Set problem
Give only the number of lines that hold the word "IMPRIMERIE".

(Entries from a dataset)
----

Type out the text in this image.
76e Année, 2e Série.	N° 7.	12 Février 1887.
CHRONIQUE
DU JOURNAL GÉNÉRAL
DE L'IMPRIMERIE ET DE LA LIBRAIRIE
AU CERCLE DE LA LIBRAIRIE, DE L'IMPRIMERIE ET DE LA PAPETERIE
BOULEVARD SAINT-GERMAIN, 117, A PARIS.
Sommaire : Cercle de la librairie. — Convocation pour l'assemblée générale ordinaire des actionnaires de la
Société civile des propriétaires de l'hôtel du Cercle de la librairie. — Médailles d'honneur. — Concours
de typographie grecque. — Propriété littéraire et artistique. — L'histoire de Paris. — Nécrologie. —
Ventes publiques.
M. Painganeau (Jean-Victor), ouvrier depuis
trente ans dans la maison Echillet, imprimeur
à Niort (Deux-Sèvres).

----

Worked answer
2